GIVEN REQUEST
Your task is to output the entries below word for word.

INFORMATION GIVEN
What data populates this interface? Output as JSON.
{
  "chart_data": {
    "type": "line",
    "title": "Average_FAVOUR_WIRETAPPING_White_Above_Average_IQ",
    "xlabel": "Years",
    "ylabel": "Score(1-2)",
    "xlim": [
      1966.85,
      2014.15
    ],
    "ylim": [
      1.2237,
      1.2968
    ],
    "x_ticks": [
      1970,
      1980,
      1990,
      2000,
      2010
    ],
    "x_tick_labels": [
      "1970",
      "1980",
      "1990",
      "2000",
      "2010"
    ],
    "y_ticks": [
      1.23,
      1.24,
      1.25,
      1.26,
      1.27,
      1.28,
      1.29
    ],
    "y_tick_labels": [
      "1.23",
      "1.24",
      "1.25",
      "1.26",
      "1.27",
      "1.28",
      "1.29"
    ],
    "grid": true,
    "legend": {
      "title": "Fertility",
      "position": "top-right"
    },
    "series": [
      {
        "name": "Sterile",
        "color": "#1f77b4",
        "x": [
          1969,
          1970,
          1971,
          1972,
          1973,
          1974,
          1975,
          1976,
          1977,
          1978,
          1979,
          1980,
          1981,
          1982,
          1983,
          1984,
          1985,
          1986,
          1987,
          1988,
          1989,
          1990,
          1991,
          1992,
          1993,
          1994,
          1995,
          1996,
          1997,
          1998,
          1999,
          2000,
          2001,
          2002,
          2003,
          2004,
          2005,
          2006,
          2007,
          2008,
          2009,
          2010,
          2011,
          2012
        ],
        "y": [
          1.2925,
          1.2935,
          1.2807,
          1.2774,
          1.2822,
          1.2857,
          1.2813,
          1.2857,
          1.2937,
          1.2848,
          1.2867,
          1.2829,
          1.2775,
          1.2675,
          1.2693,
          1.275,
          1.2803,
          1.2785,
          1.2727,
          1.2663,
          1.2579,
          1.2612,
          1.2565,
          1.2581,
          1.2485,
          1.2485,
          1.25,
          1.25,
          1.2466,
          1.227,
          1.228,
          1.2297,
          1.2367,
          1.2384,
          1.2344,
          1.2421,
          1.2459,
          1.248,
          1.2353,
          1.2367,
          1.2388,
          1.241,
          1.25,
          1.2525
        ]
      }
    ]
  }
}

SOLUTION
What data populates this interface? Output as JSON.
{
  "chart_data": {
    "type": "line",
    "title": "Average_FAVOUR_WIRETAPPING_White_Above_Average_IQ",
    "xlabel": "Years",
    "ylabel": "Score(1-2)",
    "xlim": [
      1966.85,
      2014.15
    ],
    "ylim": [
      1.2237,
      1.2968
    ],
    "x_ticks": [
      1970,
      1980,
      1990,
      2000,
      2010
    ],
    "x_tick_labels": [
      "1970",
      "1980",
      "1990",
      "2000",
      "2010"
    ],
    "y_ticks": [
      1.23,
      1.24,
      1.25,
      1.26,
      1.27,
      1.28,
      1.29
    ],
    "y_tick_labels": [
      "1.23",
      "1.24",
      "1.25",
      "1.26",
      "1.27",
      "1.28",
      "1.29"
    ],
    "grid": true,
    "legend": {
      "title": "Fertility",
      "position": "top-right"
    },
    "series": [
      {
        "name": "Sterile",
        "color": "#1f77b4",
        "x": [
          1969,
          1970,
          1971,
          1972,
          1973,
          1974,
          1975,
          1976,
          1977,
          1978,
          1979,
          1980,
          1981,
          1982,
          1983,
          1984,
          1985,
          1986,
          1987,
          1988,
          1989,
          1990,
          1991,
          1992,
          1993,
          1994,
          1995,
          1996,
          1997,
          1998,
          1999,
          2000,
          2001,
          2002,
          2003,
          2004,
          2005,
          2006,
          2007,
          2008,
          2009,
          2010,
          2011,
          2012
        ],
        "y": [
          1.2925,
          1.2935,
          1.2807,
          1.2774,
          1.2822,
          1.2857,
          1.2813,
          1.2857,
          1.2937,
          1.2848,
          1.2867,
          1.2829,
          1.2775,
          1.2675,
          1.2693,
          1.275,
          1.2803,
          1.2785,
          1.2727,
          1.2663,
          1.2579,
          1.2612,
          1.2565,
          1.2581,
          1.2485,
          1.2485,
          1.25,
          1.25,
          1.2466,
          1.227,
          1.228,
          1.2297,
          1.2367,
          1.2384,
          1.2344,
          1.2421,
          1.2459,
          1.248,
          1.2353,
          1.2367,
          1.2388,
          1.241,
          1.25,
          1.2525
        ]
      }
    ]
  }
}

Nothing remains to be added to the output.